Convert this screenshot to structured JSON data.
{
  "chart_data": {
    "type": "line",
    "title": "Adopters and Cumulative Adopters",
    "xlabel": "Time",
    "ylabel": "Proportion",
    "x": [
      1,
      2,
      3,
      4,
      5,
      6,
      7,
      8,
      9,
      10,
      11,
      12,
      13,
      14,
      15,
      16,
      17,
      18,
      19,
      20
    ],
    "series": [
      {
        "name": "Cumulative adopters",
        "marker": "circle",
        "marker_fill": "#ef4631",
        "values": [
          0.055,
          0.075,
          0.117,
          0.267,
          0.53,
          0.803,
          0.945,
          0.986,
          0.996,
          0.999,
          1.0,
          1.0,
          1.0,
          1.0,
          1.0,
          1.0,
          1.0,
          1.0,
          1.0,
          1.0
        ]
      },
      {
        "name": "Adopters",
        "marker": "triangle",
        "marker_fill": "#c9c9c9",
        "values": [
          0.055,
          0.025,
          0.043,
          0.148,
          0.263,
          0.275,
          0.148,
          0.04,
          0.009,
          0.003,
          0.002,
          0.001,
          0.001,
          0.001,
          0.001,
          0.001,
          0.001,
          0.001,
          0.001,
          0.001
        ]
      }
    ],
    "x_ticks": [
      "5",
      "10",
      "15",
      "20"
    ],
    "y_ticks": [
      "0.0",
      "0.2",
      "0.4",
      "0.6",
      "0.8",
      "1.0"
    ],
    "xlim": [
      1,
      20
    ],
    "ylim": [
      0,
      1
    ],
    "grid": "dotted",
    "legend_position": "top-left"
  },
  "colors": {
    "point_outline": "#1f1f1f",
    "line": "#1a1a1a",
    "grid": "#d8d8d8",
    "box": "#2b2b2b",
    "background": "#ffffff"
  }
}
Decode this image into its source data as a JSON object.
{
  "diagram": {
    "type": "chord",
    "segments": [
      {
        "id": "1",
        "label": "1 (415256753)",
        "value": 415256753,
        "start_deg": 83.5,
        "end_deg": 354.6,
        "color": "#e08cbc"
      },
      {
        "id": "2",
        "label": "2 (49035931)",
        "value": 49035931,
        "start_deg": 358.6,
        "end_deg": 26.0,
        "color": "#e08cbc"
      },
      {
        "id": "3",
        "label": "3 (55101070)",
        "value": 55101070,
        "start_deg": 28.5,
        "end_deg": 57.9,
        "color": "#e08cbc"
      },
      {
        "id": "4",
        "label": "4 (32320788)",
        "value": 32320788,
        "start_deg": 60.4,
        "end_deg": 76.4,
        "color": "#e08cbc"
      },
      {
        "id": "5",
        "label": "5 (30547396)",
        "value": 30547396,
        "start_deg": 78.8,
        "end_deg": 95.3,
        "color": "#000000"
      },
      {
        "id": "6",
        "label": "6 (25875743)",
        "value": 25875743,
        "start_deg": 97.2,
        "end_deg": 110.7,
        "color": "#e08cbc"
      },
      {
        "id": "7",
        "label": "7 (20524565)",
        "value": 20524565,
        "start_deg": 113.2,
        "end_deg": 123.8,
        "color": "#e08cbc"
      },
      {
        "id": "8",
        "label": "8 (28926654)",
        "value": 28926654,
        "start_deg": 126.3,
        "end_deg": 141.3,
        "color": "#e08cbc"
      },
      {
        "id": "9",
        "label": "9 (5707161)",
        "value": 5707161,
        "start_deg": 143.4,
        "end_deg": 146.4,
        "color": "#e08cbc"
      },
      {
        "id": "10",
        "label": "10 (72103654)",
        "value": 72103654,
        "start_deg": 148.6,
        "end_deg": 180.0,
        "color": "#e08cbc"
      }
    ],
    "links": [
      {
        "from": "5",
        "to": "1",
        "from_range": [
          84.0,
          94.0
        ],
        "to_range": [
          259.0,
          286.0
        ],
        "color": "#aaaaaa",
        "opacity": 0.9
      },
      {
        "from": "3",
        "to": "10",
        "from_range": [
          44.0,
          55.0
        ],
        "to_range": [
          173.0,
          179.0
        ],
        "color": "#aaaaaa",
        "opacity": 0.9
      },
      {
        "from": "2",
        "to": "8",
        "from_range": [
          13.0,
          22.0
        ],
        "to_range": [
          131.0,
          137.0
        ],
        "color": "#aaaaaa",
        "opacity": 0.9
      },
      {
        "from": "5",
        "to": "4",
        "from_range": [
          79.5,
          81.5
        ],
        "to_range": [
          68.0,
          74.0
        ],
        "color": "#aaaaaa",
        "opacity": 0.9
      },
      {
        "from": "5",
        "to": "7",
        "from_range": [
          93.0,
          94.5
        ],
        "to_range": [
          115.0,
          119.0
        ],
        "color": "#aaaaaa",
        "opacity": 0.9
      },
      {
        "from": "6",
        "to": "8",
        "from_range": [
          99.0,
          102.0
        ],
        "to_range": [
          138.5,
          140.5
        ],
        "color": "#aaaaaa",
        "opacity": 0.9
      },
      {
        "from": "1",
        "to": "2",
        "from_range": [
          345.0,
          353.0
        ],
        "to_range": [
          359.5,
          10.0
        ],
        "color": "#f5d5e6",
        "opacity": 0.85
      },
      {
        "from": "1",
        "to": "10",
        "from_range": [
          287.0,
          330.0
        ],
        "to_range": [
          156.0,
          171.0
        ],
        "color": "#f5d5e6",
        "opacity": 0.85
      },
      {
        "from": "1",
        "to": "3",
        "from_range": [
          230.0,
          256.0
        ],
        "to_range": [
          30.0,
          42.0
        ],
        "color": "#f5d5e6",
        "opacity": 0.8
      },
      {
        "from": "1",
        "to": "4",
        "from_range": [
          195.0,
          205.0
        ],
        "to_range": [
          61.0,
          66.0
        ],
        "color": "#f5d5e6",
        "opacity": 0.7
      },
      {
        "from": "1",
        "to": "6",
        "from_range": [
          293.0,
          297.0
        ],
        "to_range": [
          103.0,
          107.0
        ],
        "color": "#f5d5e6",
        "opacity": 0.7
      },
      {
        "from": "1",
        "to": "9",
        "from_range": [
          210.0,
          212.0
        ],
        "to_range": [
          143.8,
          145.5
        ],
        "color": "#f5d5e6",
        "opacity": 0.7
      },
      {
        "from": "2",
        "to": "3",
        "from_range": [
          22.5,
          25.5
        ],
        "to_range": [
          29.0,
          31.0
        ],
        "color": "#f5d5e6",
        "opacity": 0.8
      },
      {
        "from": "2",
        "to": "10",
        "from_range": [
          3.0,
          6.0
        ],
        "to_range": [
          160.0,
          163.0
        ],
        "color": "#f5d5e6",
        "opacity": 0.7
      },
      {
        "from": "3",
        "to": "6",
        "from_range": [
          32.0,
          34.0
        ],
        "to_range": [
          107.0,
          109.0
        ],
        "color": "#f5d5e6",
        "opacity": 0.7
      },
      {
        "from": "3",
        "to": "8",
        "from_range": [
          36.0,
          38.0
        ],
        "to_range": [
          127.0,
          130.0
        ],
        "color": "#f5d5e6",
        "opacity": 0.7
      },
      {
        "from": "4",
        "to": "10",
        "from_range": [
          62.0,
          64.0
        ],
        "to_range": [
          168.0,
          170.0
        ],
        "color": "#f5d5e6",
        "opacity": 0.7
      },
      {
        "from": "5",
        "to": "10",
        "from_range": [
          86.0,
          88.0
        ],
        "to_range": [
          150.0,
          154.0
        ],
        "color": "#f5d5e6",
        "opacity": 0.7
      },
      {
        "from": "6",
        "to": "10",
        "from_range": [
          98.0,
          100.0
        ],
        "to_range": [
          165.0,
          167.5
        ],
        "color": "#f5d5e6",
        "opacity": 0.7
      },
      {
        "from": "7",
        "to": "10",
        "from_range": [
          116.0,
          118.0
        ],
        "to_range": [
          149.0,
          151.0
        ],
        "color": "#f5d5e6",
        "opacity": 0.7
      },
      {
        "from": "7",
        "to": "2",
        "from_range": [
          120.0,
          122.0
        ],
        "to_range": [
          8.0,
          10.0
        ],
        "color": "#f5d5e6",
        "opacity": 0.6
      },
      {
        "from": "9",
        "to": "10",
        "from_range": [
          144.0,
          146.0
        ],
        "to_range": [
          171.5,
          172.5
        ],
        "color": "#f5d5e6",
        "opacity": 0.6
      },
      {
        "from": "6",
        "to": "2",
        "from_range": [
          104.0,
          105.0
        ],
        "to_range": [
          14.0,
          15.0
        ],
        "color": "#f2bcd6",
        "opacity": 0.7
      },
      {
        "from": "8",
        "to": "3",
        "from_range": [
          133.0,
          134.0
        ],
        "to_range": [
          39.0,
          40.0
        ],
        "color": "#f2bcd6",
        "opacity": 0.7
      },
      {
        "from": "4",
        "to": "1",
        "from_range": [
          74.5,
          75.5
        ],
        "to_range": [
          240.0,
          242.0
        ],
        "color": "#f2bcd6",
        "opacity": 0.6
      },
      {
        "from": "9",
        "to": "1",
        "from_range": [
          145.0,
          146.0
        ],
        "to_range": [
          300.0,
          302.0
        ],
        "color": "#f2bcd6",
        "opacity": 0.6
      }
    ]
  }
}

REQUEST —
Read the entries and select each line where the word "this" is found.

FINISHED TASK —
Convert this screenshot to structured JSON data.
Decode this image into its source data as a JSON object.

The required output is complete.